Records that describe figures:
|---|

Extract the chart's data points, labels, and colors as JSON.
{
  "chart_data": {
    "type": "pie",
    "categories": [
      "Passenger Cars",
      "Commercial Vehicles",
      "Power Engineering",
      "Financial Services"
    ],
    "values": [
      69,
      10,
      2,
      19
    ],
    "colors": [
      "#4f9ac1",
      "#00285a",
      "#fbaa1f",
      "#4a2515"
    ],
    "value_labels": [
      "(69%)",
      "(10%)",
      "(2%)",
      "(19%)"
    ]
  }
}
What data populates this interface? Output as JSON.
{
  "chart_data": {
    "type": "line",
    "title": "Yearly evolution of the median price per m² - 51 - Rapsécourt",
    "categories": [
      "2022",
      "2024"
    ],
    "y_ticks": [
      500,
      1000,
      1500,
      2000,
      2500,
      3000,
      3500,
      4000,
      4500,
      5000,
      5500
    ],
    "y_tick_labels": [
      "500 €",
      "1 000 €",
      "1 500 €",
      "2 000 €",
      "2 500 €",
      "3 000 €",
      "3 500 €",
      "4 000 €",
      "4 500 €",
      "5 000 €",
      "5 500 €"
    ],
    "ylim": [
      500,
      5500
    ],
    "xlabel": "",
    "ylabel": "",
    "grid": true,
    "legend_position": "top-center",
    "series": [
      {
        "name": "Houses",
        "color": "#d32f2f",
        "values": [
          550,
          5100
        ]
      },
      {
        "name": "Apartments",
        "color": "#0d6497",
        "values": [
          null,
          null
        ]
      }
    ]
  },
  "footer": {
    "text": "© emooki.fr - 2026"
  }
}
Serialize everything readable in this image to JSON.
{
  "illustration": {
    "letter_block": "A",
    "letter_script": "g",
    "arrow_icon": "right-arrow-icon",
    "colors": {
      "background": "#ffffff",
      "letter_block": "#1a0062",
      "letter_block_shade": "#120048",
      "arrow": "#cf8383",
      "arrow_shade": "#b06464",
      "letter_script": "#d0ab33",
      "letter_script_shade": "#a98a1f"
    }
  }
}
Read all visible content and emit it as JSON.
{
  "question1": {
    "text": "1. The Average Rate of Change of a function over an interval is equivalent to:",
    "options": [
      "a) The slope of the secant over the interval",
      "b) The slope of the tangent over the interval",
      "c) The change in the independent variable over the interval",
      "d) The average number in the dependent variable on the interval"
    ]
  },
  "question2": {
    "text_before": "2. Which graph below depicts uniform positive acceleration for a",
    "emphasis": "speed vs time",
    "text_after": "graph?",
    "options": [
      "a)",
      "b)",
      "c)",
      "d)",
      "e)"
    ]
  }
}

|---|

Exercise:
Write out the full listing exactly as given.

Result of the task:
Extract the chart's data points, labels, and colors as JSON.
{
  "chart_data": {
    "type": "pie",
    "categories": [
      "Passenger Cars",
      "Commercial Vehicles",
      "Power Engineering",
      "Financial Services"
    ],
    "values": [
      69,
      10,
      2,
      19
    ],
    "colors": [
      "#4f9ac1",
      "#00285a",
      "#fbaa1f",
      "#4a2515"
    ],
    "value_labels": [
      "(69%)",
      "(10%)",
      "(2%)",
      "(19%)"
    ]
  }
}
What data populates this interface? Output as JSON.
{
  "chart_data": {
    "type": "line",
    "title": "Yearly evolution of the median price per m² - 51 - Rapsécourt",
    "categories": [
      "2022",
      "2024"
    ],
    "y_ticks": [
      500,
      1000,
      1500,
      2000,
      2500,
      3000,
      3500,
      4000,
      4500,
      5000,
      5500
    ],
    "y_tick_labels": [
      "500 €",
      "1 000 €",
      "1 500 €",
      "2 000 €",
      "2 500 €",
      "3 000 €",
      "3 500 €",
      "4 000 €",
      "4 500 €",
      "5 000 €",
      "5 500 €"
    ],
    "ylim": [
      500,
      5500
    ],
    "xlabel": "",
    "ylabel": "",
    "grid": true,
    "legend_position": "top-center",
    "series": [
      {
        "name": "Houses",
        "color": "#d32f2f",
        "values": [
          550,
          5100
        ]
      },
      {
        "name": "Apartments",
        "color": "#0d6497",
        "values": [
          null,
          null
        ]
      }
    ]
  },
  "footer": {
    "text": "© emooki.fr - 2026"
  }
}
Serialize everything readable in this image to JSON.
{
  "illustration": {
    "letter_block": "A",
    "letter_script": "g",
    "arrow_icon": "right-arrow-icon",
    "colors": {
      "background": "#ffffff",
      "letter_block": "#1a0062",
      "letter_block_shade": "#120048",
      "arrow": "#cf8383",
      "arrow_shade": "#b06464",
      "letter_script": "#d0ab33",
      "letter_script_shade": "#a98a1f"
    }
  }
}
Read all visible content and emit it as JSON.
{
  "question1": {
    "text": "1. The Average Rate of Change of a function over an interval is equivalent to:",
    "options": [
      "a) The slope of the secant over the interval",
      "b) The slope of the tangent over the interval",
      "c) The change in the independent variable over the interval",
      "d) The average number in the dependent variable on the interval"
    ]
  },
  "question2": {
    "text_before": "2. Which graph below depicts uniform positive acceleration for a",
    "emphasis": "speed vs time",
    "text_after": "graph?",
    "options": [
      "a)",
      "b)",
      "c)",
      "d)",
      "e)"
    ]
  }
}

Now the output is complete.